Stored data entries
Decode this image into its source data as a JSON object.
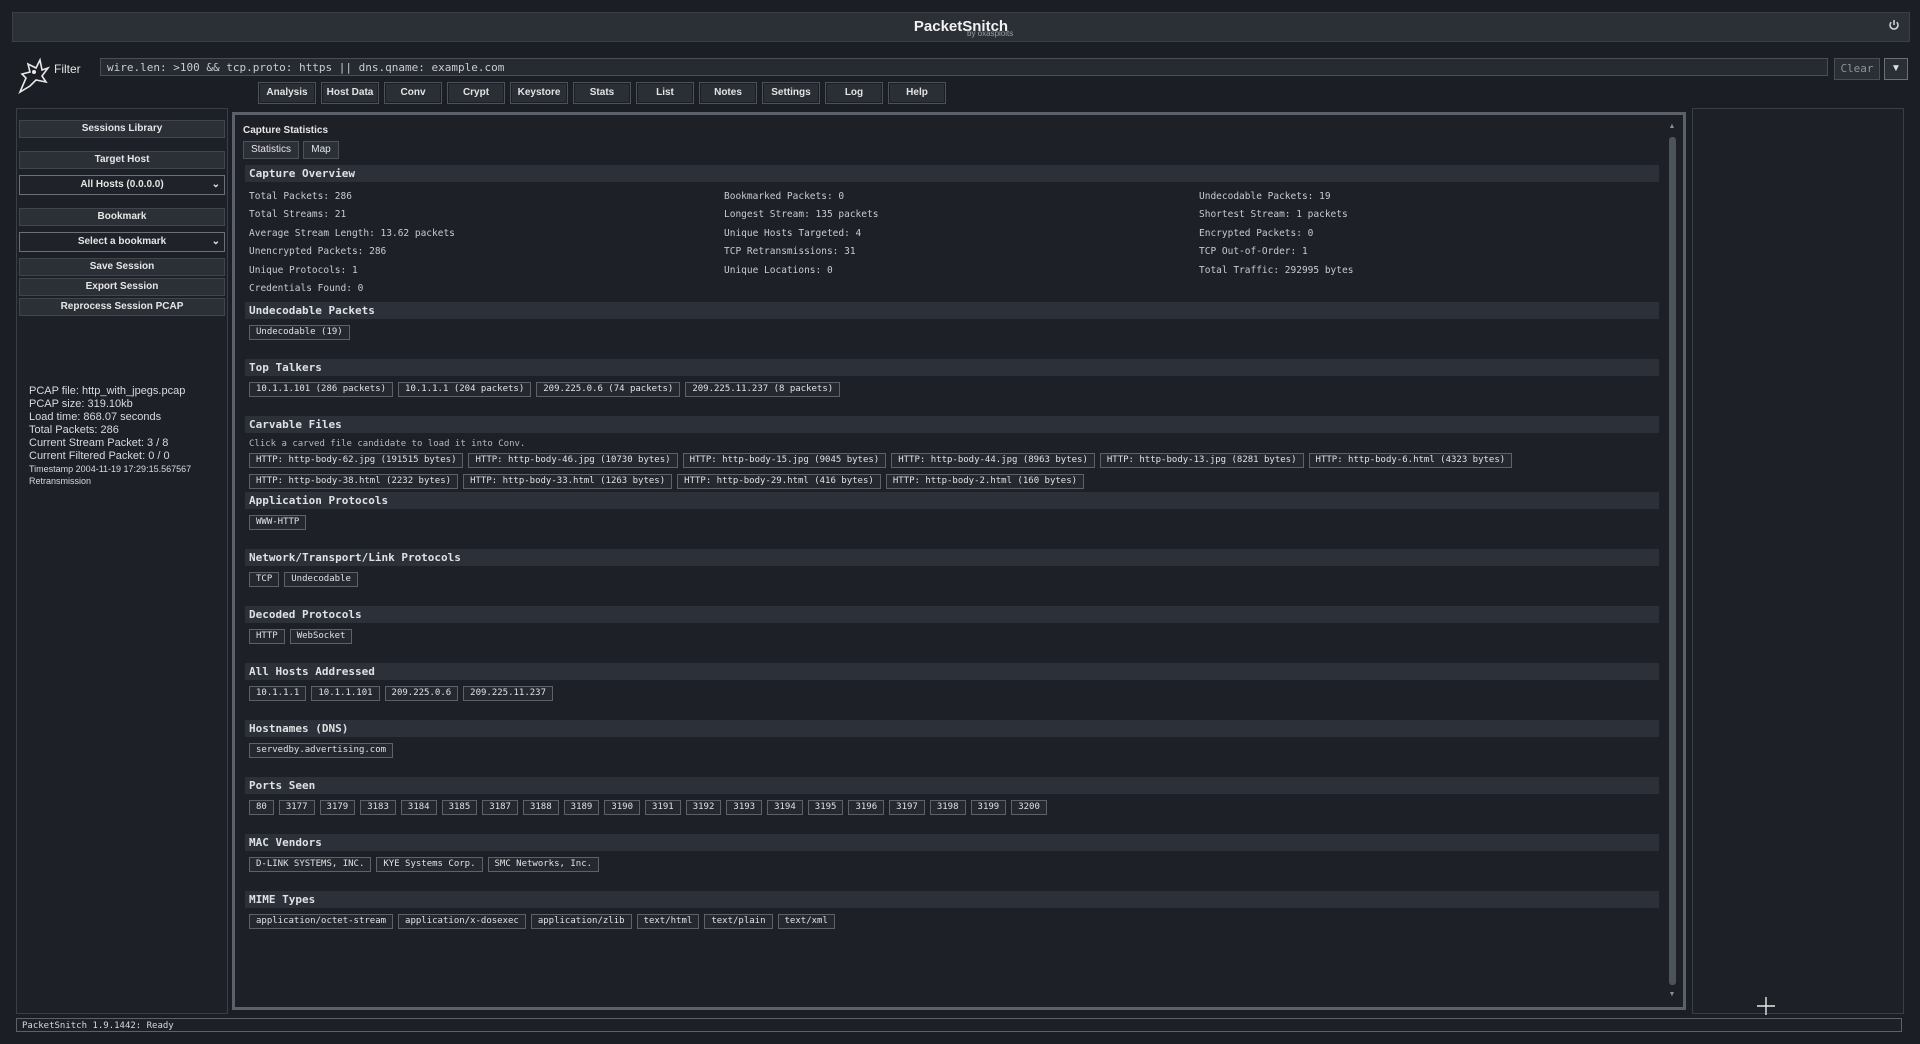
{
  "app": {
    "title": "PacketSnitch",
    "subtitle": "by oxasploits"
  },
  "filter": {
    "label": "Filter",
    "value": "wire.len: >100 && tcp.proto: https || dns.qname: example.com",
    "clear_label": "Clear"
  },
  "tabs": [
    "Analysis",
    "Host Data",
    "Conv",
    "Crypt",
    "Keystore",
    "Stats",
    "List",
    "Notes",
    "Settings",
    "Log",
    "Help"
  ],
  "sidebar": {
    "sessions_library": "Sessions Library",
    "target_host_label": "Target Host",
    "target_host_value": "All Hosts (0.0.0.0)",
    "bookmark_label": "Bookmark",
    "bookmark_value": "Select a bookmark",
    "save_session": "Save Session",
    "export_session": "Export Session",
    "reprocess": "Reprocess Session PCAP",
    "info": {
      "pcap_file": "PCAP file: http_with_jpegs.pcap",
      "pcap_size": "PCAP size: 319.10kb",
      "load_time": "Load time: 868.07 seconds",
      "total_packets": "Total Packets: 286",
      "current_stream": "Current Stream Packet: 3 / 8",
      "current_filtered": "Current Filtered Packet: 0 / 0",
      "timestamp": "Timestamp 2004-11-19 17:29:15.567567",
      "flag": "Retransmission"
    }
  },
  "main": {
    "title": "Capture Statistics",
    "subtabs": [
      "Statistics",
      "Map"
    ],
    "overview": {
      "header": "Capture Overview",
      "col1": [
        "Total Packets: 286",
        "Total Streams: 21",
        "Average Stream Length: 13.62 packets",
        "Unencrypted Packets: 286",
        "Unique Protocols: 1",
        "Credentials Found: 0"
      ],
      "col2": [
        "Bookmarked Packets: 0",
        "Longest Stream: 135 packets",
        "Unique Hosts Targeted: 4",
        "TCP Retransmissions: 31",
        "Unique Locations: 0"
      ],
      "col3": [
        "Undecodable Packets: 19",
        "Shortest Stream: 1 packets",
        "Encrypted Packets: 0",
        "TCP Out-of-Order: 1",
        "Total Traffic: 292995 bytes"
      ]
    },
    "sections": [
      {
        "header": "Undecodable Packets",
        "chips": [
          "Undecodable (19)"
        ]
      },
      {
        "header": "Top Talkers",
        "chips": [
          "10.1.1.101 (286 packets)",
          "10.1.1.1 (204 packets)",
          "209.225.0.6 (74 packets)",
          "209.225.11.237 (8 packets)"
        ]
      },
      {
        "header": "Carvable Files",
        "hint": "Click a carved file candidate to load it into Conv.",
        "chips": [
          "HTTP: http-body-62.jpg (191515 bytes)",
          "HTTP: http-body-46.jpg (10730 bytes)",
          "HTTP: http-body-15.jpg (9045 bytes)",
          "HTTP: http-body-44.jpg (8963 bytes)",
          "HTTP: http-body-13.jpg (8281 bytes)",
          "HTTP: http-body-6.html (4323 bytes)",
          "HTTP: http-body-38.html (2232 bytes)",
          "HTTP: http-body-33.html (1263 bytes)",
          "HTTP: http-body-29.html (416 bytes)",
          "HTTP: http-body-2.html (160 bytes)"
        ]
      },
      {
        "header": "Application Protocols",
        "chips": [
          "WWW-HTTP"
        ]
      },
      {
        "header": "Network/Transport/Link Protocols",
        "chips": [
          "TCP",
          "Undecodable"
        ]
      },
      {
        "header": "Decoded Protocols",
        "chips": [
          "HTTP",
          "WebSocket"
        ]
      },
      {
        "header": "All Hosts Addressed",
        "chips": [
          "10.1.1.1",
          "10.1.1.101",
          "209.225.0.6",
          "209.225.11.237"
        ]
      },
      {
        "header": "Hostnames (DNS)",
        "chips": [
          "servedby.advertising.com"
        ]
      },
      {
        "header": "Ports Seen",
        "chips": [
          "80",
          "3177",
          "3179",
          "3183",
          "3184",
          "3185",
          "3187",
          "3188",
          "3189",
          "3190",
          "3191",
          "3192",
          "3193",
          "3194",
          "3195",
          "3196",
          "3197",
          "3198",
          "3199",
          "3200"
        ]
      },
      {
        "header": "MAC Vendors",
        "chips": [
          "D-LINK SYSTEMS, INC.",
          "KYE Systems Corp.",
          "SMC Networks, Inc."
        ]
      },
      {
        "header": "MIME Types",
        "chips": [
          "application/octet-stream",
          "application/x-dosexec",
          "application/zlib",
          "text/html",
          "text/plain",
          "text/xml"
        ]
      }
    ]
  },
  "status": {
    "text": "PacketSnitch 1.9.1442: Ready"
  },
  "icons": {
    "power": "power-icon",
    "logo": "snitch-logo-icon",
    "dropdown": "chevron-down-icon",
    "cursor": "crosshair-cursor-icon"
  }
}
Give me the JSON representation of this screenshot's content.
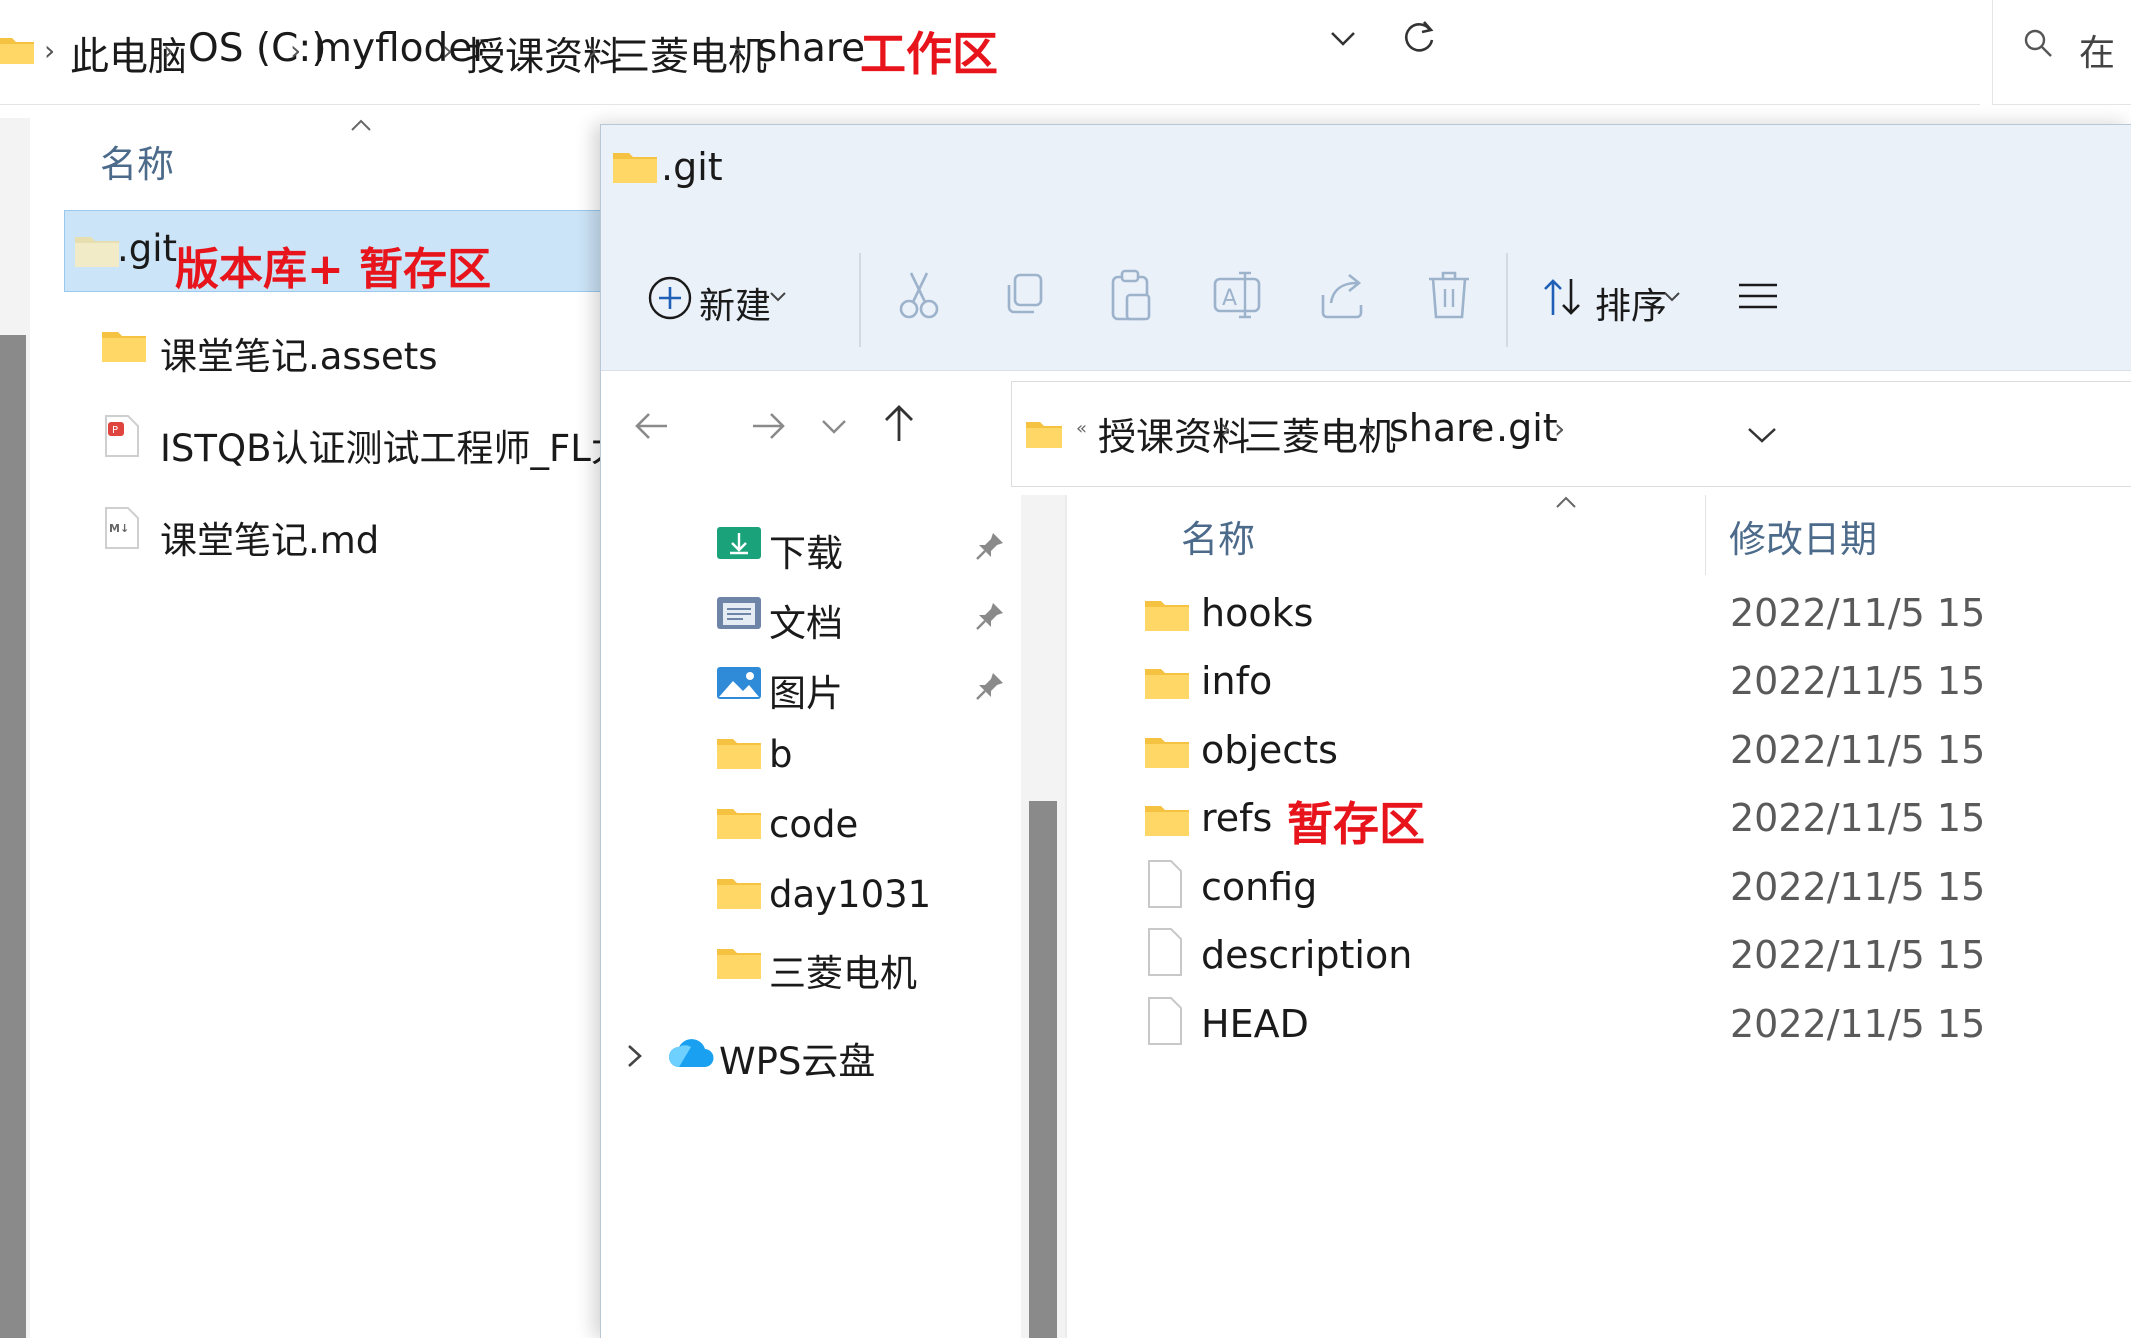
{
  "back_window": {
    "breadcrumbs": [
      "此电脑",
      "OS (C:)",
      "myfloder",
      "授课资料",
      "三菱电机",
      "share"
    ],
    "annotation_workspace": "工作区",
    "search_placeholder": "在",
    "column_name": "名称",
    "files": [
      {
        "name": ".git",
        "type": "folder",
        "selected": true
      },
      {
        "name": "课堂笔记.assets",
        "type": "folder"
      },
      {
        "name": "ISTQB认证测试工程师_FL大",
        "type": "pdf"
      },
      {
        "name": "课堂笔记.md",
        "type": "markdown"
      }
    ],
    "annotation_repo": "版本库+ 暂存区"
  },
  "front_window": {
    "title": ".git",
    "toolbar": {
      "new_label": "新建",
      "sort_label": "排序",
      "actions": [
        "cut-icon",
        "copy-icon",
        "paste-icon",
        "rename-icon",
        "share-icon",
        "delete-icon"
      ]
    },
    "breadcrumbs": [
      "授课资料",
      "三菱电机",
      "share",
      ".git"
    ],
    "sidebar": {
      "items": [
        {
          "label": "下载",
          "icon": "downloads-icon",
          "pinned": true
        },
        {
          "label": "文档",
          "icon": "documents-icon",
          "pinned": true
        },
        {
          "label": "图片",
          "icon": "pictures-icon",
          "pinned": true
        },
        {
          "label": "b",
          "icon": "folder-icon"
        },
        {
          "label": "code",
          "icon": "folder-icon"
        },
        {
          "label": "day1031",
          "icon": "folder-icon"
        },
        {
          "label": "三菱电机",
          "icon": "folder-icon"
        }
      ],
      "cloud_label": "WPS云盘"
    },
    "columns": {
      "name": "名称",
      "modified": "修改日期"
    },
    "files": [
      {
        "name": "hooks",
        "type": "folder",
        "date": "2022/11/5 15"
      },
      {
        "name": "info",
        "type": "folder",
        "date": "2022/11/5 15"
      },
      {
        "name": "objects",
        "type": "folder",
        "date": "2022/11/5 15"
      },
      {
        "name": "refs",
        "type": "folder",
        "date": "2022/11/5 15"
      },
      {
        "name": "config",
        "type": "file",
        "date": "2022/11/5 15"
      },
      {
        "name": "description",
        "type": "file",
        "date": "2022/11/5 15"
      },
      {
        "name": "HEAD",
        "type": "file",
        "date": "2022/11/5 15"
      }
    ],
    "annotation_staging": "暂存区"
  },
  "colors": {
    "annotation": "#e8141c",
    "folder": "#f7c948",
    "selection": "#cce4f7",
    "ribbon": "#eaf1f9"
  }
}
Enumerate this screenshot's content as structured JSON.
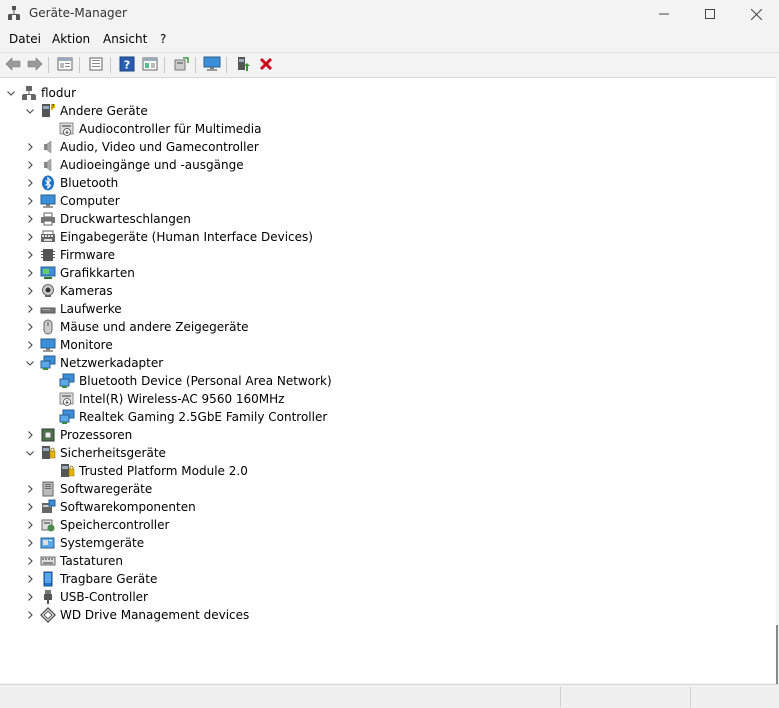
{
  "window": {
    "title": "Geräte-Manager",
    "minimize": "Minimieren",
    "maximize": "Maximieren",
    "close": "Schließen"
  },
  "menu": [
    {
      "label": "Datei"
    },
    {
      "label": "Aktion"
    },
    {
      "label": "Ansicht"
    },
    {
      "label": "?"
    }
  ],
  "toolbar": [
    "back-icon",
    "forward-icon",
    "properties-icon",
    "update-driver-icon",
    "help-icon",
    "show-hidden-icon",
    "scan-hardware-icon",
    "monitor-icon",
    "enable-device-icon",
    "uninstall-icon"
  ],
  "tree": {
    "root": "flodur",
    "items": [
      {
        "label": "Andere Geräte",
        "expanded": true,
        "icon": "unknown-device-icon",
        "children": [
          {
            "label": "Audiocontroller für Multimedia",
            "icon": "warning-device-icon"
          }
        ]
      },
      {
        "label": "Audio, Video und Gamecontroller",
        "expanded": false,
        "icon": "speaker-icon"
      },
      {
        "label": "Audioeingänge und -ausgänge",
        "expanded": false,
        "icon": "speaker-icon"
      },
      {
        "label": "Bluetooth",
        "expanded": false,
        "icon": "bluetooth-icon"
      },
      {
        "label": "Computer",
        "expanded": false,
        "icon": "computer-icon"
      },
      {
        "label": "Druckwarteschlangen",
        "expanded": false,
        "icon": "printer-icon"
      },
      {
        "label": "Eingabegeräte (Human Interface Devices)",
        "expanded": false,
        "icon": "hid-icon"
      },
      {
        "label": "Firmware",
        "expanded": false,
        "icon": "firmware-icon"
      },
      {
        "label": "Grafikkarten",
        "expanded": false,
        "icon": "display-adapter-icon"
      },
      {
        "label": "Kameras",
        "expanded": false,
        "icon": "camera-icon"
      },
      {
        "label": "Laufwerke",
        "expanded": false,
        "icon": "disk-drive-icon"
      },
      {
        "label": "Mäuse und andere Zeigegeräte",
        "expanded": false,
        "icon": "mouse-icon"
      },
      {
        "label": "Monitore",
        "expanded": false,
        "icon": "monitor-icon"
      },
      {
        "label": "Netzwerkadapter",
        "expanded": true,
        "icon": "network-icon",
        "children": [
          {
            "label": "Bluetooth Device (Personal Area Network)",
            "icon": "network-icon"
          },
          {
            "label": "Intel(R) Wireless-AC 9560 160MHz",
            "icon": "network-warning-icon"
          },
          {
            "label": "Realtek Gaming 2.5GbE Family Controller",
            "icon": "network-icon"
          }
        ]
      },
      {
        "label": "Prozessoren",
        "expanded": false,
        "icon": "processor-icon"
      },
      {
        "label": "Sicherheitsgeräte",
        "expanded": true,
        "icon": "security-icon",
        "children": [
          {
            "label": "Trusted Platform Module 2.0",
            "icon": "security-icon"
          }
        ]
      },
      {
        "label": "Softwaregeräte",
        "expanded": false,
        "icon": "software-device-icon"
      },
      {
        "label": "Softwarekomponenten",
        "expanded": false,
        "icon": "software-component-icon"
      },
      {
        "label": "Speichercontroller",
        "expanded": false,
        "icon": "storage-controller-icon"
      },
      {
        "label": "Systemgeräte",
        "expanded": false,
        "icon": "system-device-icon"
      },
      {
        "label": "Tastaturen",
        "expanded": false,
        "icon": "keyboard-icon"
      },
      {
        "label": "Tragbare Geräte",
        "expanded": false,
        "icon": "portable-device-icon"
      },
      {
        "label": "USB-Controller",
        "expanded": false,
        "icon": "usb-icon"
      },
      {
        "label": "WD Drive Management devices",
        "expanded": false,
        "icon": "wd-drive-icon"
      }
    ]
  },
  "colors": {
    "window_bg": "#f3f3f3",
    "tree_bg": "#ffffff",
    "accent_blue": "#1a73c8",
    "uninstall_red": "#d0021b"
  }
}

- [Exercise aim] State, as a number only, how many lines in the entries include "Current".

- [Response] 2